[Part of a data file]
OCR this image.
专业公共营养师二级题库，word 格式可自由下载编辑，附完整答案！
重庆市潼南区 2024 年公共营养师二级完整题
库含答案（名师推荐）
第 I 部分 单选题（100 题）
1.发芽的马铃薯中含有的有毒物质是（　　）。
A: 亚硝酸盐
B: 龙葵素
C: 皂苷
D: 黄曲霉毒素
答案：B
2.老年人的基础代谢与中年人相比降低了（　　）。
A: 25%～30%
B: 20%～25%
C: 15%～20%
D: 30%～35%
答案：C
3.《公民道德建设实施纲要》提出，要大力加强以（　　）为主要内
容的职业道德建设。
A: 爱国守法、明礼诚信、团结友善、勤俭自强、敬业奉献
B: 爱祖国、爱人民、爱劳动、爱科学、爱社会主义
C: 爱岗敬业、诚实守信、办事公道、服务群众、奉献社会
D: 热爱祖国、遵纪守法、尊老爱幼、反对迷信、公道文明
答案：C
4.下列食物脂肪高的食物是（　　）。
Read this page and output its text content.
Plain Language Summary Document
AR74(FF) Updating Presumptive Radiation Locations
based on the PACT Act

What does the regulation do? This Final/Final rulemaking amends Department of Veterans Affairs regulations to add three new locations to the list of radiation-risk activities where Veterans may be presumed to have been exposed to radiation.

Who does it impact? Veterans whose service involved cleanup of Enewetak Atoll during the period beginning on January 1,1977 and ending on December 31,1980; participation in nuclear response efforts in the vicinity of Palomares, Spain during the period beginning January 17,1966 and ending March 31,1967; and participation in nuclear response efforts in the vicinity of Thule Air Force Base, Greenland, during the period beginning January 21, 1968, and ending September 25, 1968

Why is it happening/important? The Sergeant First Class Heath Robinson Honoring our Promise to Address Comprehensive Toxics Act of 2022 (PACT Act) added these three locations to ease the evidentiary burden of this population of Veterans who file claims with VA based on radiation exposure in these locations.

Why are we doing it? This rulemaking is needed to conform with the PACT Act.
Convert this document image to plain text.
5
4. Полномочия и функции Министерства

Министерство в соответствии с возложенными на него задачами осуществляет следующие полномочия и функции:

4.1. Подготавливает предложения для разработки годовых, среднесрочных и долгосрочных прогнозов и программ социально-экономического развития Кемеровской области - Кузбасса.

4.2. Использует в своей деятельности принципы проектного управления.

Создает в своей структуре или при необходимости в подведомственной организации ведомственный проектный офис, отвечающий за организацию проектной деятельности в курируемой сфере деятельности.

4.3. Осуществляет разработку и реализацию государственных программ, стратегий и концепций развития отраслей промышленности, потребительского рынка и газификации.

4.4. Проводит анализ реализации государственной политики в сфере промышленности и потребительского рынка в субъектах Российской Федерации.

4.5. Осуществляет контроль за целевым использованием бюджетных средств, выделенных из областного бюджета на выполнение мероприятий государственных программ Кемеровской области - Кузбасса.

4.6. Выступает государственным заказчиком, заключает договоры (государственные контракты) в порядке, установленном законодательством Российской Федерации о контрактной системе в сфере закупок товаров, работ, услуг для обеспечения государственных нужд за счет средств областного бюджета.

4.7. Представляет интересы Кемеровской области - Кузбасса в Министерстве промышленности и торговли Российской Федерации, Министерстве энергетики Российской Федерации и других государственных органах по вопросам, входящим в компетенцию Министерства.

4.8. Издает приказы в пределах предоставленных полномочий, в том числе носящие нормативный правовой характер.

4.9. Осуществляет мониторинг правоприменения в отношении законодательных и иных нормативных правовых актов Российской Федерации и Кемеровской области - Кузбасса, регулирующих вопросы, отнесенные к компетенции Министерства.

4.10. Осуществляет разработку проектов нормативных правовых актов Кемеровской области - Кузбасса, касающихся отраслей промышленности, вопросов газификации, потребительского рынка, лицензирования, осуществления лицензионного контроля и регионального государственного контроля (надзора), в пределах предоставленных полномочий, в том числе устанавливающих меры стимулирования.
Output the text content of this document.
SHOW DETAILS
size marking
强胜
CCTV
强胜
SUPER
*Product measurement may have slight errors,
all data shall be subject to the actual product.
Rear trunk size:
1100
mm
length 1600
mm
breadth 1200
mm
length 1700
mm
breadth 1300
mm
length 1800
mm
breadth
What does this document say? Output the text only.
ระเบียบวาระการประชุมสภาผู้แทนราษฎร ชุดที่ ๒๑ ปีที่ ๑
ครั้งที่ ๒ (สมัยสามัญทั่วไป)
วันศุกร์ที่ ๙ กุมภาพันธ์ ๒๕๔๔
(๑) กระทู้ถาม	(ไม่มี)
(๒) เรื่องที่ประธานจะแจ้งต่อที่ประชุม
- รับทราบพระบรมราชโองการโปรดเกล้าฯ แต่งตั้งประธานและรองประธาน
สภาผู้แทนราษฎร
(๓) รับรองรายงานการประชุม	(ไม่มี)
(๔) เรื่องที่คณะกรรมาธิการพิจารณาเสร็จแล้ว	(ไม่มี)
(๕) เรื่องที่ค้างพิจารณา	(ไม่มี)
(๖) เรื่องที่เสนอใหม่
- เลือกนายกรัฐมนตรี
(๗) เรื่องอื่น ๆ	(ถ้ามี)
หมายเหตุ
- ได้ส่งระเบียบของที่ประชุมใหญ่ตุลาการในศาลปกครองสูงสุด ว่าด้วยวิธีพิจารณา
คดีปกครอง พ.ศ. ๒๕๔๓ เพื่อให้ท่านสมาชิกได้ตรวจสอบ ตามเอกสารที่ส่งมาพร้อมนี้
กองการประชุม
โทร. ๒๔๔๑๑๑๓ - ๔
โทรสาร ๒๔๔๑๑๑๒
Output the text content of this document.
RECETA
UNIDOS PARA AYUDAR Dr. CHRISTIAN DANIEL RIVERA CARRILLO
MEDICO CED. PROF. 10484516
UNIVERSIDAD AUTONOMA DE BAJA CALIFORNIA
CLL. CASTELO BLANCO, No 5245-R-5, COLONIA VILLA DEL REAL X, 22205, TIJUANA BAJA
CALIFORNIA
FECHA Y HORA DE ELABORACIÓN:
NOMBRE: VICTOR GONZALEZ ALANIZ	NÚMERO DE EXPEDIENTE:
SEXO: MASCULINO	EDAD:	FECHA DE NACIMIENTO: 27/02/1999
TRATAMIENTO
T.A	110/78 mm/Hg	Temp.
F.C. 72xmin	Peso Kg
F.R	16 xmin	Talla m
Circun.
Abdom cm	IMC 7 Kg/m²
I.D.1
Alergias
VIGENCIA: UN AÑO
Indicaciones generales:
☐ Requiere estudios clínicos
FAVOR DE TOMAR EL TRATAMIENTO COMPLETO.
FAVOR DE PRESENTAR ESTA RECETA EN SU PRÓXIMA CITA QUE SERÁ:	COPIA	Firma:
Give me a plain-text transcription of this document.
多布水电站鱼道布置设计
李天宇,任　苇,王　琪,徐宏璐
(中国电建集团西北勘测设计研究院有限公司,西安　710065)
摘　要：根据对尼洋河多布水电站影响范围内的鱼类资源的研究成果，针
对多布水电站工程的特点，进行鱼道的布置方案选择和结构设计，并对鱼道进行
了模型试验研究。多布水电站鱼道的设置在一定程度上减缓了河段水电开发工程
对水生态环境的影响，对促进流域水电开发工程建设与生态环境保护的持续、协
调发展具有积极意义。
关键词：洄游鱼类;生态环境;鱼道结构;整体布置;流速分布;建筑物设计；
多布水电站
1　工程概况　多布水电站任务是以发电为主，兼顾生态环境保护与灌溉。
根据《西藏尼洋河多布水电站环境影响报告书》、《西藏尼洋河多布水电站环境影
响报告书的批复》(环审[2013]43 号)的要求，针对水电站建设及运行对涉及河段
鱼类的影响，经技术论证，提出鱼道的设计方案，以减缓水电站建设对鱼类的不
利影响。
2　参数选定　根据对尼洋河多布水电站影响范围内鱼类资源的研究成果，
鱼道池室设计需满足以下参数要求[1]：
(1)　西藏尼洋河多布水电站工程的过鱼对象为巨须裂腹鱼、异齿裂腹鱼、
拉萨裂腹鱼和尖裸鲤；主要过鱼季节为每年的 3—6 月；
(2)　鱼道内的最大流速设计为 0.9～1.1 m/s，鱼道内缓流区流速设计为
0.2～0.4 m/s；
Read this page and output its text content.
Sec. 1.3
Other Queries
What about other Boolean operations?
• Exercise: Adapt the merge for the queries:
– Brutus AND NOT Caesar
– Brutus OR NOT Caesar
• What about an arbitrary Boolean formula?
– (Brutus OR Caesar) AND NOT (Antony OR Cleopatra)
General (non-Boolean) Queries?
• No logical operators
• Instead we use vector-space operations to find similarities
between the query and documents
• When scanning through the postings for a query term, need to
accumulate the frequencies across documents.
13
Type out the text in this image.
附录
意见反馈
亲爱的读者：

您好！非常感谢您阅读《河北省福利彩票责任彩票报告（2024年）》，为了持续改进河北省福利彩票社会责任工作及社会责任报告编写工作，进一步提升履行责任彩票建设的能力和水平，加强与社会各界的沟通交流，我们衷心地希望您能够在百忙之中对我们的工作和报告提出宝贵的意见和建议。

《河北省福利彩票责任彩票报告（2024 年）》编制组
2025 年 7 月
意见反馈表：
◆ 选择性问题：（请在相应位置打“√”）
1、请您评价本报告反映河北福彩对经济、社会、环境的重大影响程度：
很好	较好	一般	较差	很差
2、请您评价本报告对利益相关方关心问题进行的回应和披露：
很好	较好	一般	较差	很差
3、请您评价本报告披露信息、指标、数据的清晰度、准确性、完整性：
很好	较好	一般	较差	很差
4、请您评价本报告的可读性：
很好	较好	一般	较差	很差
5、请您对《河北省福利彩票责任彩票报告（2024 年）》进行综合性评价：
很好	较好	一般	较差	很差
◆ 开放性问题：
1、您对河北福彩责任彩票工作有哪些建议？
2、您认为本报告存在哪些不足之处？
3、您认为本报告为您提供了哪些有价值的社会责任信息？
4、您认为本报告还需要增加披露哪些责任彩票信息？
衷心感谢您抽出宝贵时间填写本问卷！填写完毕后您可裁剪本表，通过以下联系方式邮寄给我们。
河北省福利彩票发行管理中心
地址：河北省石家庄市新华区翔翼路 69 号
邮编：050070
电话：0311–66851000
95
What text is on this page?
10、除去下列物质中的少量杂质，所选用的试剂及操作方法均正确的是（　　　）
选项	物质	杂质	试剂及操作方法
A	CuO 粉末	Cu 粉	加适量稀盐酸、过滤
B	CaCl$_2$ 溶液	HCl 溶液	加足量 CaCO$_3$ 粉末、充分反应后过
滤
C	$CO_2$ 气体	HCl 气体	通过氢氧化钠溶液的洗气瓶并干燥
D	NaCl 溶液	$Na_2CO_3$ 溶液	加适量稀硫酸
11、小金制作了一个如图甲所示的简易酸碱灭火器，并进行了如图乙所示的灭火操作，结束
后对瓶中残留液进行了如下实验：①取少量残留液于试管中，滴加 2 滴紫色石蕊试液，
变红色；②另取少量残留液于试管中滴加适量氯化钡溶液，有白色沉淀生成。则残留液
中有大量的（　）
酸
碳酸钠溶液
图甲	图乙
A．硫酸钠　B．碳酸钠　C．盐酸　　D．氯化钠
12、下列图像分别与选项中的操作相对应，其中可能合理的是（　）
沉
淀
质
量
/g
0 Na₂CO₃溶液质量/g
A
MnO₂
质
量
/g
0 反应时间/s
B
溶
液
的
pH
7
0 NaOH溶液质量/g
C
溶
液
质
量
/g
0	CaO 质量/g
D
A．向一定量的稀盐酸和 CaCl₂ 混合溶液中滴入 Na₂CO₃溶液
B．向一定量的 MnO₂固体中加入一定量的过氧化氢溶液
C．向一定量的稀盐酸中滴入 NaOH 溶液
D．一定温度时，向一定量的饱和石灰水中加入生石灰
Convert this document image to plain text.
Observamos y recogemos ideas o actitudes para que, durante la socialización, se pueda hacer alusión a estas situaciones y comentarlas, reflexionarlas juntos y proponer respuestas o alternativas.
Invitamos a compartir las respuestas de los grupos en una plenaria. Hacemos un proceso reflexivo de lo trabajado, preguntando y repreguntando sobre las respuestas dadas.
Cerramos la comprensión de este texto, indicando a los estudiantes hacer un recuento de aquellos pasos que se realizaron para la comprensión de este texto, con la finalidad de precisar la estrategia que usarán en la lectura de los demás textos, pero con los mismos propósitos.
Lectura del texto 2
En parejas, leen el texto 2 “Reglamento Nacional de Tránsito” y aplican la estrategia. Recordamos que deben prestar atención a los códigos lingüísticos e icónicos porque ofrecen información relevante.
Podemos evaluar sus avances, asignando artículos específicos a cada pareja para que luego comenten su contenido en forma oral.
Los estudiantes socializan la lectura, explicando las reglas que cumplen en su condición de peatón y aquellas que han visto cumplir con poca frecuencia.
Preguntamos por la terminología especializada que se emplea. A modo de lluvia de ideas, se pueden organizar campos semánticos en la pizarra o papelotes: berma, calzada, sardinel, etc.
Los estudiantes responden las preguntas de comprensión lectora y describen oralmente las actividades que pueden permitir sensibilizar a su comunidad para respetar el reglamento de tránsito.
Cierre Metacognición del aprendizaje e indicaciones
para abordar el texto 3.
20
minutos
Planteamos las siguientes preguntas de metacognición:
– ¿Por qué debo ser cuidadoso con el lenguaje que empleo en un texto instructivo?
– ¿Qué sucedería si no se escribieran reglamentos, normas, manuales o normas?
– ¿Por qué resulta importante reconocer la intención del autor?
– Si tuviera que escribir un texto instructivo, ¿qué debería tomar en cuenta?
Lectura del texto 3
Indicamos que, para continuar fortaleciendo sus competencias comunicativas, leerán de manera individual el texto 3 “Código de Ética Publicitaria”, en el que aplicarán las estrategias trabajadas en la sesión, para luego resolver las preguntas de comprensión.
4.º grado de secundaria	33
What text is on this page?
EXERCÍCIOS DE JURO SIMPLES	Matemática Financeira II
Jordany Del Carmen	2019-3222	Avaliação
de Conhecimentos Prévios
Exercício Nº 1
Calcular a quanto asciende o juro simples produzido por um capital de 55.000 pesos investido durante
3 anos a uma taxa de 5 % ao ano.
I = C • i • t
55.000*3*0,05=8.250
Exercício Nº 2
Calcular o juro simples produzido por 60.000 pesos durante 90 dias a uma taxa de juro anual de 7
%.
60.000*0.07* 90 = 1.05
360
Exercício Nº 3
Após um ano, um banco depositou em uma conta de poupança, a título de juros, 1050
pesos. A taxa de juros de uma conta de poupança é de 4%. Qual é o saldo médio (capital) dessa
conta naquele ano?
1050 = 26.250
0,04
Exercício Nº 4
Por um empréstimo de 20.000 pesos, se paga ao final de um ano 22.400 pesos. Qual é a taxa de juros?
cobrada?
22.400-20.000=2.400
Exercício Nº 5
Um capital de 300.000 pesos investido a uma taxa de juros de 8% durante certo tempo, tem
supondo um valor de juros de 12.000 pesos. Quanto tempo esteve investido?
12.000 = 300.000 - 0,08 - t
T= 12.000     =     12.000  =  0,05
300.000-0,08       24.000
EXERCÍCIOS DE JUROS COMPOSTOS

Work to be completed
Say how many lines of the data hold the string "What". Reply with the number alone.

Complete response
6